## Task objective
Extract the text of every entry below exactly; leave images out.

## Input records
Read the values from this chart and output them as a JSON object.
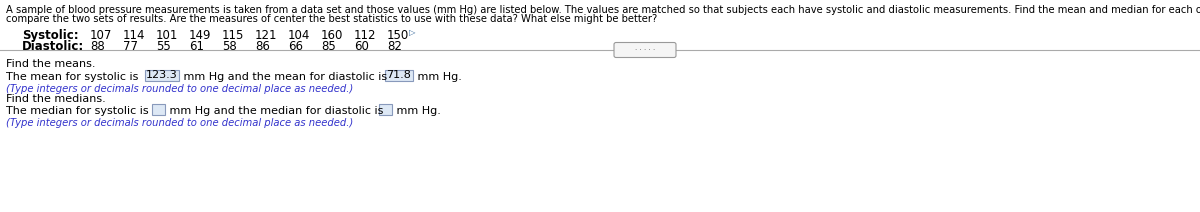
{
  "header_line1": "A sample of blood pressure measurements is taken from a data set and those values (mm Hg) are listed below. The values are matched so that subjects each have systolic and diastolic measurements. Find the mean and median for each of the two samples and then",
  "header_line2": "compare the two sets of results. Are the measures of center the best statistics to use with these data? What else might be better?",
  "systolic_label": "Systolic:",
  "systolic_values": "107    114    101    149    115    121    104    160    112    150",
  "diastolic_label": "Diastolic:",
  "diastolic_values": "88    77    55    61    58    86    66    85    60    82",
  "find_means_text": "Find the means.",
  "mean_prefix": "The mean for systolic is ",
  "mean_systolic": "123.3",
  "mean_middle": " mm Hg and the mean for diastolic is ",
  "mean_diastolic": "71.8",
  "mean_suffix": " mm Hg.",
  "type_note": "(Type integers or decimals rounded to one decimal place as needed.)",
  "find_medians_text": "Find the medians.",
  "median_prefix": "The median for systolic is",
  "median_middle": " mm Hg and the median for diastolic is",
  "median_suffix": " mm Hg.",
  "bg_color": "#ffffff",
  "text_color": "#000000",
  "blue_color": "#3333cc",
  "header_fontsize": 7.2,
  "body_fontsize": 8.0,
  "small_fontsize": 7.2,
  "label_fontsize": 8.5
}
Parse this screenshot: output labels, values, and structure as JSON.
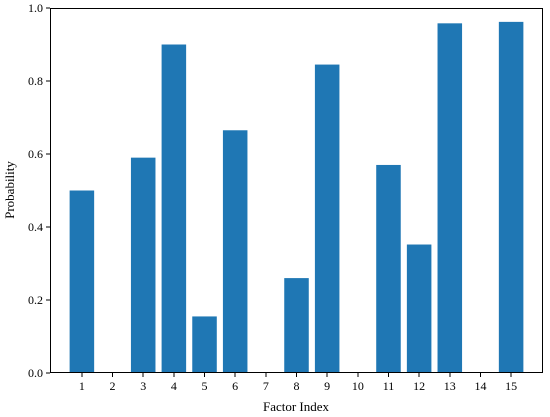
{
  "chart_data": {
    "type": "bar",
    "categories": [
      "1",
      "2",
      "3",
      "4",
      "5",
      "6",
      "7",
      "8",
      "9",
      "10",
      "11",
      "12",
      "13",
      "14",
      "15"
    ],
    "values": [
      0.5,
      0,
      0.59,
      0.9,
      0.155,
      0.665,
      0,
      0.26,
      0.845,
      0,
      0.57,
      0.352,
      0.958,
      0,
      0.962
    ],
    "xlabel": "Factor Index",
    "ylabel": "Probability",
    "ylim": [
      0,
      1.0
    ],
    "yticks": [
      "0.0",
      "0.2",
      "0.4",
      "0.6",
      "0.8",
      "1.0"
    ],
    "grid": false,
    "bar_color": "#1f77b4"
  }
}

## Result below
Read the values from this chart and output them as a JSON object.
{
  "header_line1": "A sample of blood pressure measurements is taken from a data set and those values (mm Hg) are listed below. The values are matched so that subjects each have systolic and diastolic measurements. Find the mean and median for each of the two samples and then",
  "header_line2": "compare the two sets of results. Are the measures of center the best statistics to use with these data? What else might be better?",
  "systolic_label": "Systolic:",
  "systolic_values": "107    114    101    149    115    121    104    160    112    150",
  "diastolic_label": "Diastolic:",
  "diastolic_values": "88    77    55    61    58    86    66    85    60    82",
  "find_means_text": "Find the means.",
  "mean_prefix": "The mean for systolic is ",
  "mean_systolic": "123.3",
  "mean_middle": " mm Hg and the mean for diastolic is ",
  "mean_diastolic": "71.8",
  "mean_suffix": " mm Hg.",
  "type_note": "(Type integers or decimals rounded to one decimal place as needed.)",
  "find_medians_text": "Find the medians.",
  "median_prefix": "The median for systolic is",
  "median_middle": " mm Hg and the median for diastolic is",
  "median_suffix": " mm Hg.",
  "bg_color": "#ffffff",
  "text_color": "#000000",
  "blue_color": "#3333cc",
  "header_fontsize": 7.2,
  "body_fontsize": 8.0,
  "small_fontsize": 7.2,
  "label_fontsize": 8.5
}
Parse this screenshot: output labels, values, and structure as JSON.
{
  "chart_data": {
    "type": "bar",
    "categories": [
      "1",
      "2",
      "3",
      "4",
      "5",
      "6",
      "7",
      "8",
      "9",
      "10",
      "11",
      "12",
      "13",
      "14",
      "15"
    ],
    "values": [
      0.5,
      0,
      0.59,
      0.9,
      0.155,
      0.665,
      0,
      0.26,
      0.845,
      0,
      0.57,
      0.352,
      0.958,
      0,
      0.962
    ],
    "xlabel": "Factor Index",
    "ylabel": "Probability",
    "ylim": [
      0,
      1.0
    ],
    "yticks": [
      "0.0",
      "0.2",
      "0.4",
      "0.6",
      "0.8",
      "1.0"
    ],
    "grid": false,
    "bar_color": "#1f77b4"
  }
}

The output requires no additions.